Stored items from a collection:
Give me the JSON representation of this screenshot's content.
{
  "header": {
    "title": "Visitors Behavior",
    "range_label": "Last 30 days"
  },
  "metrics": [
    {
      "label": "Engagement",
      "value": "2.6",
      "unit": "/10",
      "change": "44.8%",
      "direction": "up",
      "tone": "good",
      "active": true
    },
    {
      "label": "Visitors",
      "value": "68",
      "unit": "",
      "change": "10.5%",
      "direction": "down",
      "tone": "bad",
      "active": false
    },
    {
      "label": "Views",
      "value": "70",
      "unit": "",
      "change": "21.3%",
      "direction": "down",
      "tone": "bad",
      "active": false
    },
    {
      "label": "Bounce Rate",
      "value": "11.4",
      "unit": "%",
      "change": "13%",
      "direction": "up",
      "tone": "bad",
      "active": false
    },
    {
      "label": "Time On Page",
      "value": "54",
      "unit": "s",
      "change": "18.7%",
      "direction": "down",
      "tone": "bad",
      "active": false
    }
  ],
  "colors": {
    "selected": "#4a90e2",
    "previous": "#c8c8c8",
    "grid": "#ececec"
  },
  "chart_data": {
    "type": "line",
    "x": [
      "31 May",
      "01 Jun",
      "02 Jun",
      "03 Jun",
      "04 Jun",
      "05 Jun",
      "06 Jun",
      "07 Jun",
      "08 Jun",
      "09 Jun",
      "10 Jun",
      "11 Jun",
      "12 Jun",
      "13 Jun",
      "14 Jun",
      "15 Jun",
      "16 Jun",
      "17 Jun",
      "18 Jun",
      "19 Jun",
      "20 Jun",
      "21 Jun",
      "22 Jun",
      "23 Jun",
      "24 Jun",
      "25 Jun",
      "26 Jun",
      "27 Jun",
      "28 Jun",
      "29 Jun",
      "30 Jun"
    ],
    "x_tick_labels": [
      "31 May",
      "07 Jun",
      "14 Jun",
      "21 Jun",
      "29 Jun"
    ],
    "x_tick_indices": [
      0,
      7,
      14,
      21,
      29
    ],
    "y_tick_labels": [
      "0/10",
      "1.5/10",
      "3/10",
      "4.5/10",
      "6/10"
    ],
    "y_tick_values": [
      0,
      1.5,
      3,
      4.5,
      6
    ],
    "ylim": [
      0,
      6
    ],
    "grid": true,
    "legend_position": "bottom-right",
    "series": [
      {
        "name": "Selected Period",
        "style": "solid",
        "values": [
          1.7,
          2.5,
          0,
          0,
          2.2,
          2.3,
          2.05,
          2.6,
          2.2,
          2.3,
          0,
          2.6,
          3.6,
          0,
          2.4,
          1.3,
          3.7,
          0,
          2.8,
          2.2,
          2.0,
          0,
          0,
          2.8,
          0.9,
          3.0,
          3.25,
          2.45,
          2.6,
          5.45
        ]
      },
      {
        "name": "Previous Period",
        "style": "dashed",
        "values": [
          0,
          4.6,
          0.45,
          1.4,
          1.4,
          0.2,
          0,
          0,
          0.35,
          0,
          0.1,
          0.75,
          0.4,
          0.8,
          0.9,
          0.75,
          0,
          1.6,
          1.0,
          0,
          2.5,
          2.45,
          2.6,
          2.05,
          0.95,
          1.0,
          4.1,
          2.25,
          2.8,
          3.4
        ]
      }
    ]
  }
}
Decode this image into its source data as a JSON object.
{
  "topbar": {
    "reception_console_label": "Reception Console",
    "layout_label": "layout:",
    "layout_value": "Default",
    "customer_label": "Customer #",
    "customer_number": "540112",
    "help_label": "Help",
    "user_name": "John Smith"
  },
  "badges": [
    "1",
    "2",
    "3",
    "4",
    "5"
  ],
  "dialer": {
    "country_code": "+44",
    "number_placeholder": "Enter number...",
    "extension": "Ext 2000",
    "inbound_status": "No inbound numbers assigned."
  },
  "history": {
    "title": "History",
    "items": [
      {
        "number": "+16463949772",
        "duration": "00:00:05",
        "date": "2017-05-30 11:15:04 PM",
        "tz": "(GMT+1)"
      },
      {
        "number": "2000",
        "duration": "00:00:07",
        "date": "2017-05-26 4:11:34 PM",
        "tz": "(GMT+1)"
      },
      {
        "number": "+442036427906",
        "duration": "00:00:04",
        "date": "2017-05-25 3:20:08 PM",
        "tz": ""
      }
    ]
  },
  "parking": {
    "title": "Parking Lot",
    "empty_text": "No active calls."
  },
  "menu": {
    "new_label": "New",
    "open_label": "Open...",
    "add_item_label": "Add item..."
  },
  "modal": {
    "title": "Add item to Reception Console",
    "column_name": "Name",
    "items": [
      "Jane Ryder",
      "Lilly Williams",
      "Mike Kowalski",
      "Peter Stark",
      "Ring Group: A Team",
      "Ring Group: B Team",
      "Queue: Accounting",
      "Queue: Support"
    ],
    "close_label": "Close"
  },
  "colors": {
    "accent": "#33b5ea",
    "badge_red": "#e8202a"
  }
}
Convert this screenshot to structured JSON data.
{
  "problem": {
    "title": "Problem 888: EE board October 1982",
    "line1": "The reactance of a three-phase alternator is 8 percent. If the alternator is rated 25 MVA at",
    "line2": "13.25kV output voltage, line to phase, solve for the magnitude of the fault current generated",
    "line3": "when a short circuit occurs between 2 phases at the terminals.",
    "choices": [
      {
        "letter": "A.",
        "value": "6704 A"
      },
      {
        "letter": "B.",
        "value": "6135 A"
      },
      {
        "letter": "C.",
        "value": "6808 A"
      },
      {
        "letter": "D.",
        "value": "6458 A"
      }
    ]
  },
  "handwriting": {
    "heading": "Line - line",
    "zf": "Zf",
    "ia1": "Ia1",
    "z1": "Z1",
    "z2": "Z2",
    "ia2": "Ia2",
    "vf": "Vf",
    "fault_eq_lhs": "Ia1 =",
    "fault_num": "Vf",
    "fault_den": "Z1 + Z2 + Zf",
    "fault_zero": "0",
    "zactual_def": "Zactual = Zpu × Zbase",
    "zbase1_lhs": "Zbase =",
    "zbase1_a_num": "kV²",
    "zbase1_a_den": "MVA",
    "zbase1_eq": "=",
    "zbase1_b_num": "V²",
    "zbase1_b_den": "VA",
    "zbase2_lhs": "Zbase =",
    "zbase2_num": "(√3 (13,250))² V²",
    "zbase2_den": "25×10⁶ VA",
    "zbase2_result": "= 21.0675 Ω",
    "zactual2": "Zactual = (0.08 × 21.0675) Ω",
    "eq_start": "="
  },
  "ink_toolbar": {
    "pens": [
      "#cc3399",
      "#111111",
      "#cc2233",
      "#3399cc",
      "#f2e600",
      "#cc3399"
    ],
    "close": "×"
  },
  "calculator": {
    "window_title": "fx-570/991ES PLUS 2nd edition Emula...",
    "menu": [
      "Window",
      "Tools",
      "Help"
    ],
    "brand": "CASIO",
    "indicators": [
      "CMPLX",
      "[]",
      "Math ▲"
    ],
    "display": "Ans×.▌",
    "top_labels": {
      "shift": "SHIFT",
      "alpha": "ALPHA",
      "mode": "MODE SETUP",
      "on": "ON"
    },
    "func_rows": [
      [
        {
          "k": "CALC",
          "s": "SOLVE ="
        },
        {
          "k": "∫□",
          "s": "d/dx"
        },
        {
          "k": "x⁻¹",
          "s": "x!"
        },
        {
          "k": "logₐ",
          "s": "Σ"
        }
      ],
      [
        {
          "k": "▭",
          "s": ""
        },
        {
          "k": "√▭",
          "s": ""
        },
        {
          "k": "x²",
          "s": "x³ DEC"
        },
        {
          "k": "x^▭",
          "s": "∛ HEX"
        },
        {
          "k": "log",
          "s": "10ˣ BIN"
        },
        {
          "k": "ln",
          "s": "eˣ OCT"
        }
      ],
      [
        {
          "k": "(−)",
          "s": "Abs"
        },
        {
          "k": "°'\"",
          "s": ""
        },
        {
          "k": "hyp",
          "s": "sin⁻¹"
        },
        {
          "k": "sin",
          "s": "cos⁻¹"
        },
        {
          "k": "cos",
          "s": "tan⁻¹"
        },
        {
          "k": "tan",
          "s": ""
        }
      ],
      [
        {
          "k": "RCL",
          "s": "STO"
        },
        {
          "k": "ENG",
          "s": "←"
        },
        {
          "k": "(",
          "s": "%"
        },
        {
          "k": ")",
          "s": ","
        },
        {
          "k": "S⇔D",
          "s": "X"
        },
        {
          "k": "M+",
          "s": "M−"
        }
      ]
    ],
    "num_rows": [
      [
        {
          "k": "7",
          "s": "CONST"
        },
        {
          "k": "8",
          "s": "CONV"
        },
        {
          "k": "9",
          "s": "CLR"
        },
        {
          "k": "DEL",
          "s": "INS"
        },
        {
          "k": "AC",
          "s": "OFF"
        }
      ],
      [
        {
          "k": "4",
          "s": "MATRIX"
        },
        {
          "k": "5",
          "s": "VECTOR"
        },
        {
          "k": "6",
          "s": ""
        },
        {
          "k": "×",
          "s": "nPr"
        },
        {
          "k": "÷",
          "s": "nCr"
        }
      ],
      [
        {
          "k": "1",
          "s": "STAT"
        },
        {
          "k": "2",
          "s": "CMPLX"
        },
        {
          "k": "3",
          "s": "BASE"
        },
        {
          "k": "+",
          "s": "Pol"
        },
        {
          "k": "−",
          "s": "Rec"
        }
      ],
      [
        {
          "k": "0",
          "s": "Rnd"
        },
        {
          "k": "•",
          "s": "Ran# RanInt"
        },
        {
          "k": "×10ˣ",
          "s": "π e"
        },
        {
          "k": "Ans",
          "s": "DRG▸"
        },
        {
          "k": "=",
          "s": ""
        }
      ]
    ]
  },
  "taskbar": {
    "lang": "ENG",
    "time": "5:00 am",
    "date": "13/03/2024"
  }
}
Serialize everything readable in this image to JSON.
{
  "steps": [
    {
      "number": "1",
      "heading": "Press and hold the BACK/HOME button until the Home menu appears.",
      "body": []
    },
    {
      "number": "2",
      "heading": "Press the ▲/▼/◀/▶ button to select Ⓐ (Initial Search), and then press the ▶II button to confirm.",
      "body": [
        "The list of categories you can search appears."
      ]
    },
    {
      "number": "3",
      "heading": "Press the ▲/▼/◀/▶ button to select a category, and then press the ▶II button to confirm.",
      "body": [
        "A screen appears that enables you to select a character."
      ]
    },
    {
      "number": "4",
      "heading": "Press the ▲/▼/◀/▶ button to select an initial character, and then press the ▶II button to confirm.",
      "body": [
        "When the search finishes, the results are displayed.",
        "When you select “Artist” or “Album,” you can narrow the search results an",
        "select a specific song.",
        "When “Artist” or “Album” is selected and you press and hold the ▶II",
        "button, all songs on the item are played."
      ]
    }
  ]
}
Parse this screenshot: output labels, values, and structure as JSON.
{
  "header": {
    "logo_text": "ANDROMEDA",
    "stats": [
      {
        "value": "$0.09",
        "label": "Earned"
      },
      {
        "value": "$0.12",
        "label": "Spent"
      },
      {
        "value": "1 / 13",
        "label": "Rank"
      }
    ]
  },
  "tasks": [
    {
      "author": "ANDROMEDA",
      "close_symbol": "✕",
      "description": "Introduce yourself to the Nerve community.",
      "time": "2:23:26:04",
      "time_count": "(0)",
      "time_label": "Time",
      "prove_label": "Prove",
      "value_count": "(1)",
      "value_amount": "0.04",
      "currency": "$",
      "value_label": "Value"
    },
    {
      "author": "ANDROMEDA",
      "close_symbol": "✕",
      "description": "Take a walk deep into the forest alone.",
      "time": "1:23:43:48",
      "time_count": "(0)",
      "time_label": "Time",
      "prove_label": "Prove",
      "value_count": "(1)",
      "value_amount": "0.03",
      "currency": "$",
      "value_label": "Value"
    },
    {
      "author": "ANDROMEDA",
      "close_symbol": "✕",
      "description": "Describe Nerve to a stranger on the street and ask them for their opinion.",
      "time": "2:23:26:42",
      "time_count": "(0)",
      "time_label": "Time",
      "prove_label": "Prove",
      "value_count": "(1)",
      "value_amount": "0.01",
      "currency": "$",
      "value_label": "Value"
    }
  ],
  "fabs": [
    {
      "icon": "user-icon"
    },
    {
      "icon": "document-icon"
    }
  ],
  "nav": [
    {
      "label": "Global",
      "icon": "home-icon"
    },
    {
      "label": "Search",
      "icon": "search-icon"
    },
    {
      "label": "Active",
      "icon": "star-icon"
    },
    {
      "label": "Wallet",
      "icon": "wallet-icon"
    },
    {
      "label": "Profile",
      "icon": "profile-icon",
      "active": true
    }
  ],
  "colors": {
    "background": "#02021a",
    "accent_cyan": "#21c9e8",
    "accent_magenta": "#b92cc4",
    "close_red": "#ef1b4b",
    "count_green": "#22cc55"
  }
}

● EXERCISE: Pick out and copy the lines of the entries that hold the string "Album".

● RESULT:
        "When you select “Artist” or “Album,” you can narrow the search results an",
        "When “Artist” or “Album” is selected and you press and hold the ▶II",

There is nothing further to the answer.